═════ Provided records

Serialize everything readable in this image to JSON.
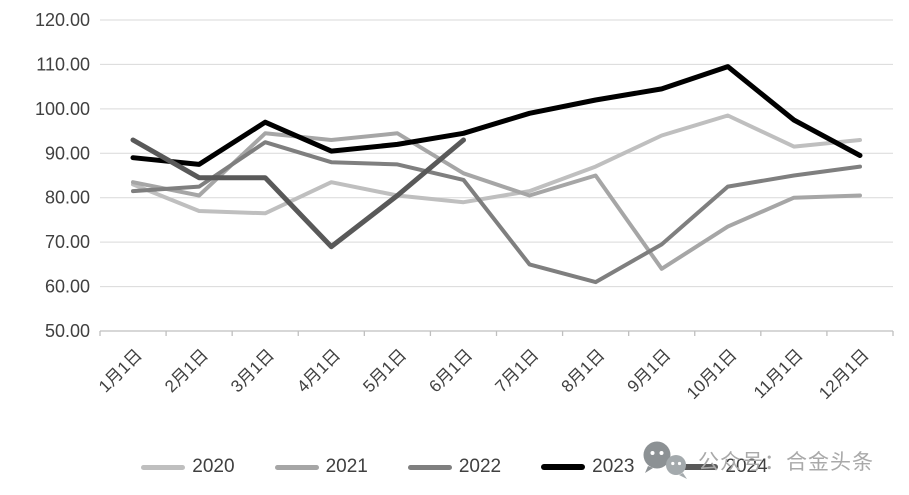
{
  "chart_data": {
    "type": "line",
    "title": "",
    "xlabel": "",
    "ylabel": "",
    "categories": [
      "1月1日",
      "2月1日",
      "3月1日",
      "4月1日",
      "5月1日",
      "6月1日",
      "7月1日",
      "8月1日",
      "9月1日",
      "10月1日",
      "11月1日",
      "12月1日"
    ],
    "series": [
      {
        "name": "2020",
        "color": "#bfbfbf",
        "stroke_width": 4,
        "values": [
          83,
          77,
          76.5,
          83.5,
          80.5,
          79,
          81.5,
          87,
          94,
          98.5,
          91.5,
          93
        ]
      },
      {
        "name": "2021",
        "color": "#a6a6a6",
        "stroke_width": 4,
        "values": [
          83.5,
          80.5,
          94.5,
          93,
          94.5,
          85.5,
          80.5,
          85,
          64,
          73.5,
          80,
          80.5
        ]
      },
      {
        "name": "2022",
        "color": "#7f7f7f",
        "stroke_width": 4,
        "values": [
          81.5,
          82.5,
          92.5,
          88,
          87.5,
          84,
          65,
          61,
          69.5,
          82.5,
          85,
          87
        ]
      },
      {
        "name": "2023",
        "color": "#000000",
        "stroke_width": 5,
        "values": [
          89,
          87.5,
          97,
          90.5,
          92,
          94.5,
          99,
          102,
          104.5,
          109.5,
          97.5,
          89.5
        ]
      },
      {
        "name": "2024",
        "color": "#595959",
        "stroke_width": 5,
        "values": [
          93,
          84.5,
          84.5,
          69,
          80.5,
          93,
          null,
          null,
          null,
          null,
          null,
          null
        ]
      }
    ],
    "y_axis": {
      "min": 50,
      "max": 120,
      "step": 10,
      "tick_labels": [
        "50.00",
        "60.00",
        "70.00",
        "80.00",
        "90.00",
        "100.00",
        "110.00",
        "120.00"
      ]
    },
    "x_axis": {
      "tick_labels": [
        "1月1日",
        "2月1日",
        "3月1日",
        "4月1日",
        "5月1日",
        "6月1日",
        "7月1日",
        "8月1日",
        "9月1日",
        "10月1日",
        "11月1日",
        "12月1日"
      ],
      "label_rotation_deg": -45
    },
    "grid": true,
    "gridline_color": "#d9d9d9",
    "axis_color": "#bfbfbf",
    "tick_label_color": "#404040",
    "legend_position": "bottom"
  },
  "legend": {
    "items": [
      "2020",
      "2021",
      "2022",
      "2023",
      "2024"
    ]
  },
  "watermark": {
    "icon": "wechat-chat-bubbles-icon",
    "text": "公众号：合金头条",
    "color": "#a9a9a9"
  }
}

══════════

Pull every line containing the word "name" out of the material and copy it.

§ Problem solution:
        "name": "2020",
        "name": "2021",
        "name": "2022",
        "name": "2023",
        "name": "2024",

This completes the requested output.